- _WORK ITEM A_
Reproduce the passage of the SEOCHO design philosophy document starting at "5. Keep router" and ending at "to source records/chunks.".
- _WORK ITEM B_
Answer these questions using the SEOCHO design philosophy document:
(i) Which tool tracks and manages all agent-layer flow data?
(ii) Which readiness check must rule profiles pass before governance promotion or export?
(iii) Which topology metadata fields does the backend emit for frontend workflow canvas rendering?

- _DOCUMENT SEGMENT_
—————

Synced automatically from seocho/docs/PHILOSOPHY.md

This document captures the non-negotiable design philosophy for SEOCHO and how it maps to implementation.

  1. Extract domain rules and key domain characteristics from heterogeneous data into a SHACL-like semantic layer.
  2. Preserve extracted data in table form and build ontology artifacts (.ttl and related files) as merge/governance evidence.
  3. Use ontology-aware entity extraction and linking by providing prompt + ontology context to LLMs, then convert related data into graph structures.
  4. Map graph instances to graph agents in a 1:1 model.
  5. Keep router agent as the default request entrypoint and delegate to graph agents that can answer the query.
  6. Use supervisor-style orchestration for router <-> graph-agent collaboration, with ontology metadata driving query-to-instance allocation.
  7. Track and manage all agent-layer flow data with Opik.
  • Provenance-first evidence model:
    • Every extracted fact, inferred rule, and routing decision must be traceable to source records/chunks.
  • Confidence-aware decisioning:
    • Semantic disambiguation and routing should expose confidence and support deterministic human override.
  • Contract-first DAG integration:
    • Backend emits strict topology metadata (node_id, parent_id, parent_ids) for frontend workflow canvas rendering.
    • UI consumes backend topology directly and must avoid heuristic-only lineage reconstruction.
  • Practical readiness before promotion:
    • Rule profiles must pass readiness checks (/rules/assess) before governance promotion/export.
  • Versioned ontology lifecycle:
    • Ontology files (.ttl, hint artifacts, profiles) are control-plane assets with explicit versioning and rollback.

—————

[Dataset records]
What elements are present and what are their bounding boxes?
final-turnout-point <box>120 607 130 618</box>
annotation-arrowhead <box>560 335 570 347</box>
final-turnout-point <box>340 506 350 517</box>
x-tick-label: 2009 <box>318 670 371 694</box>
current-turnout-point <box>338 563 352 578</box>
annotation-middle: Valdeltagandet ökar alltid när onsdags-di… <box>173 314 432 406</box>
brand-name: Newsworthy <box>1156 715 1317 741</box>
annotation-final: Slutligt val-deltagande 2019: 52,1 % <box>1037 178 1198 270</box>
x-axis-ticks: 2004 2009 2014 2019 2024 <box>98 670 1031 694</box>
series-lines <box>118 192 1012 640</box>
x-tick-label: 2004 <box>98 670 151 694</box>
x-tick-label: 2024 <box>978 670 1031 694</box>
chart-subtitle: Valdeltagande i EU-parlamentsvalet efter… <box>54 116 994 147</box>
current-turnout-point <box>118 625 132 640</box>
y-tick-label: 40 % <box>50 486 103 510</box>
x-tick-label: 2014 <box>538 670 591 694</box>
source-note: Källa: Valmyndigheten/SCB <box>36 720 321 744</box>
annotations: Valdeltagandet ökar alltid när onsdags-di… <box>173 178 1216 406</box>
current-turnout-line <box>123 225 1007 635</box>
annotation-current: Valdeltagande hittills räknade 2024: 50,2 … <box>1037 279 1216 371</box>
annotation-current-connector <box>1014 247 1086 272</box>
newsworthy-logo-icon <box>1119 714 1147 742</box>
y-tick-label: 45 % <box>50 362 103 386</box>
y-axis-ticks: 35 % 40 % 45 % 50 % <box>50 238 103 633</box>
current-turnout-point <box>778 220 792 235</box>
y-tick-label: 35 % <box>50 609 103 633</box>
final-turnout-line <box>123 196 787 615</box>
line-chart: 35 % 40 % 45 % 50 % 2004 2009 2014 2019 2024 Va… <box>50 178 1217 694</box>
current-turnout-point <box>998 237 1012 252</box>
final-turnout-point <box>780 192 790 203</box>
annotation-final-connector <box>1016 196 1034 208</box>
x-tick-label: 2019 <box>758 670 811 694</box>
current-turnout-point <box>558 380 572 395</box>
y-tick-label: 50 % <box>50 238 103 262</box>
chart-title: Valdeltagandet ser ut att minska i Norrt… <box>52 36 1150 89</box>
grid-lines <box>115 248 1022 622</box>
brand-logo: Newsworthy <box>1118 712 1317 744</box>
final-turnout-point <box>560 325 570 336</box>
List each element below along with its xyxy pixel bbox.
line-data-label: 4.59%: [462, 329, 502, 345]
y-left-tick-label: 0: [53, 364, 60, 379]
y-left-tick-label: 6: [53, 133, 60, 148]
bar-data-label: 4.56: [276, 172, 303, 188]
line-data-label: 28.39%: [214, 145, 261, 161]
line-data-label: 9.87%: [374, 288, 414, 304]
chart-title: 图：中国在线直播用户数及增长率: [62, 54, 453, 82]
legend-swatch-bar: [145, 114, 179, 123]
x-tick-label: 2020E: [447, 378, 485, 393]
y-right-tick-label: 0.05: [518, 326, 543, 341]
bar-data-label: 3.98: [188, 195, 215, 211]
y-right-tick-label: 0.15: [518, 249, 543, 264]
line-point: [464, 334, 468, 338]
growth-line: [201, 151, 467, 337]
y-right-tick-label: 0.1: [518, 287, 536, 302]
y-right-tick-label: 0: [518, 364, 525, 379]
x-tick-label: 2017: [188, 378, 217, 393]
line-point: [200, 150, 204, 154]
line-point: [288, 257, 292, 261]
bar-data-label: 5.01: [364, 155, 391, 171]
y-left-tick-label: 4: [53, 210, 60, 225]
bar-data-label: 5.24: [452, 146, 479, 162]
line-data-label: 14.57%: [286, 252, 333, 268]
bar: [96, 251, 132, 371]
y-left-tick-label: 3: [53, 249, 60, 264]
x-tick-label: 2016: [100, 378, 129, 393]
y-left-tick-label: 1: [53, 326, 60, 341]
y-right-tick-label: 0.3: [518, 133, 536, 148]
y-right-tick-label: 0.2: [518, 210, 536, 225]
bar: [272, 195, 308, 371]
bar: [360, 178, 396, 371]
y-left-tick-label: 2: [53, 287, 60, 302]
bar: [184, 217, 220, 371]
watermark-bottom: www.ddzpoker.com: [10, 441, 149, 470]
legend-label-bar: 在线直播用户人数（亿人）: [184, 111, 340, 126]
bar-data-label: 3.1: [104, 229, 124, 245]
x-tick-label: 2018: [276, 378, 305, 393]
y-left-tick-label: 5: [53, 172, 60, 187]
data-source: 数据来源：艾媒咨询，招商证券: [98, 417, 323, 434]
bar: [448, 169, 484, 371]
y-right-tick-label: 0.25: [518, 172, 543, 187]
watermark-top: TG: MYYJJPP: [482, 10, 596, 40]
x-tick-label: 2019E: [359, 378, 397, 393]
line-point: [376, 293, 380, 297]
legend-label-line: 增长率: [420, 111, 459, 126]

—————

- _SOLUTION A_
5. Keep router agent as the default request entrypoint and delegate to graph agents that can answer the query.
  6. Use supervisor-style orchestration for router <-> graph-agent collaboration, with ontology metadata driving query-to-instance allocation.
  7. Track and manage all agent-layer flow data with Opik.
  • Provenance-first evidence model:
    • Every extracted fact, inferred rule, and routing decision must be traceable to source records/chunks.

- _SOLUTION B_
(i) Opik
(ii) /rules/assess
(iii) node_id, parent_id, and parent_ids